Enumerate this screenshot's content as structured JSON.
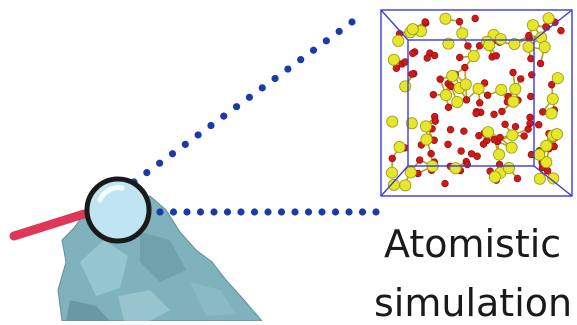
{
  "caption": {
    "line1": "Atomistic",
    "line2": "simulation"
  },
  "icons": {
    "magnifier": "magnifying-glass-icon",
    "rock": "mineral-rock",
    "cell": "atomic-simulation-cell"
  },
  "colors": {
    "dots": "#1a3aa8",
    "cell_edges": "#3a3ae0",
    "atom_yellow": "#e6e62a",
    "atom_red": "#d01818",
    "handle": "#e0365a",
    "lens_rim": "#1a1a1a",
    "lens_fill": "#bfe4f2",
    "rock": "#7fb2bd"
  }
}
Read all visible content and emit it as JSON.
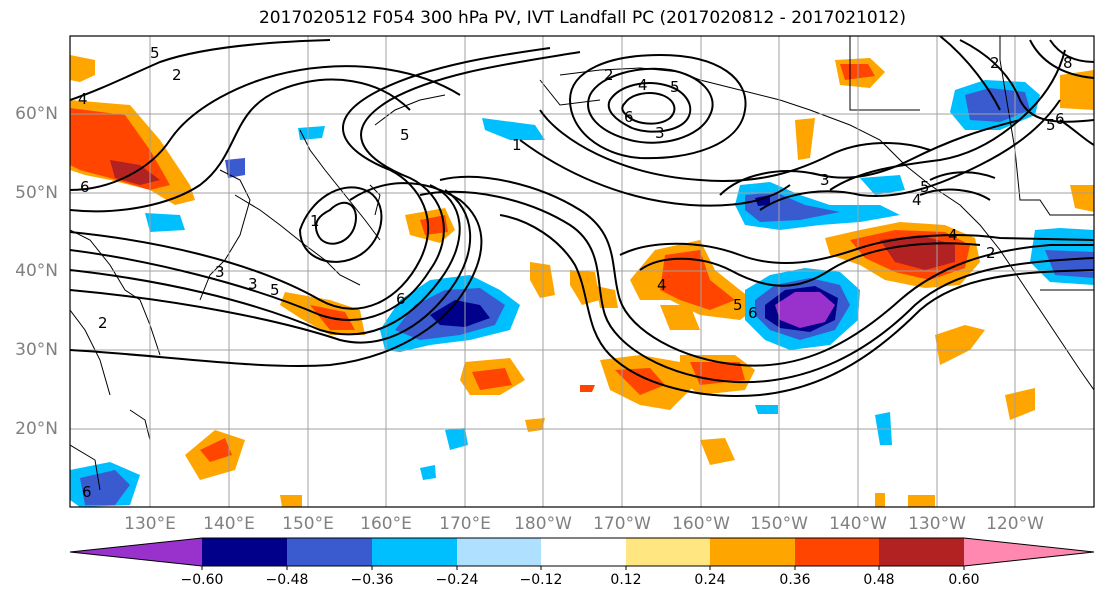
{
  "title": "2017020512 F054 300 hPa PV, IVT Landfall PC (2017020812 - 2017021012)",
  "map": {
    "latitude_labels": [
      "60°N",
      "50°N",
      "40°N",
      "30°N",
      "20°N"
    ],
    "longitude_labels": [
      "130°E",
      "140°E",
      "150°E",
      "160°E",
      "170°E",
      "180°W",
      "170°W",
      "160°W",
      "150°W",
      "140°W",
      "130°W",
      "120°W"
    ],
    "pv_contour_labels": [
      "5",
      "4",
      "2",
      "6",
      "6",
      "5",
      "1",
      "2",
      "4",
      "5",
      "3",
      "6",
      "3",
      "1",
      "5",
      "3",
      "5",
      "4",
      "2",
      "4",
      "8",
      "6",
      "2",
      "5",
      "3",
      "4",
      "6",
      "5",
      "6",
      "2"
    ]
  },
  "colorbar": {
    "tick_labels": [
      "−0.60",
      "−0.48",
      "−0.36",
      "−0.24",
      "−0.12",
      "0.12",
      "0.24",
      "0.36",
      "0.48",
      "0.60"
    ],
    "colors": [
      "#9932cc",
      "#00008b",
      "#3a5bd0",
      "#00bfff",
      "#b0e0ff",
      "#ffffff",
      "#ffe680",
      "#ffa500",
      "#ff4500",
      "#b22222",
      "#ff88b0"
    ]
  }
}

Aim of the exercise -
Repeat verbatim the lines from the one holding "Read all visible content and emit it as JSON." through the end of the listing above, both ends included, but not the pictures.

Task solution -
Read all visible content and emit it as JSON.
{
  "title": "2017020512 F054 300 hPa PV, IVT Landfall PC (2017020812 - 2017021012)",
  "map": {
    "latitude_labels": [
      "60°N",
      "50°N",
      "40°N",
      "30°N",
      "20°N"
    ],
    "longitude_labels": [
      "130°E",
      "140°E",
      "150°E",
      "160°E",
      "170°E",
      "180°W",
      "170°W",
      "160°W",
      "150°W",
      "140°W",
      "130°W",
      "120°W"
    ],
    "pv_contour_labels": [
      "5",
      "4",
      "2",
      "6",
      "6",
      "5",
      "1",
      "2",
      "4",
      "5",
      "3",
      "6",
      "3",
      "1",
      "5",
      "3",
      "5",
      "4",
      "2",
      "4",
      "8",
      "6",
      "2",
      "5",
      "3",
      "4",
      "6",
      "5",
      "6",
      "2"
    ]
  },
  "colorbar": {
    "tick_labels": [
      "−0.60",
      "−0.48",
      "−0.36",
      "−0.24",
      "−0.12",
      "0.12",
      "0.24",
      "0.36",
      "0.48",
      "0.60"
    ],
    "colors": [
      "#9932cc",
      "#00008b",
      "#3a5bd0",
      "#00bfff",
      "#b0e0ff",
      "#ffffff",
      "#ffe680",
      "#ffa500",
      "#ff4500",
      "#b22222",
      "#ff88b0"
    ]
  }
}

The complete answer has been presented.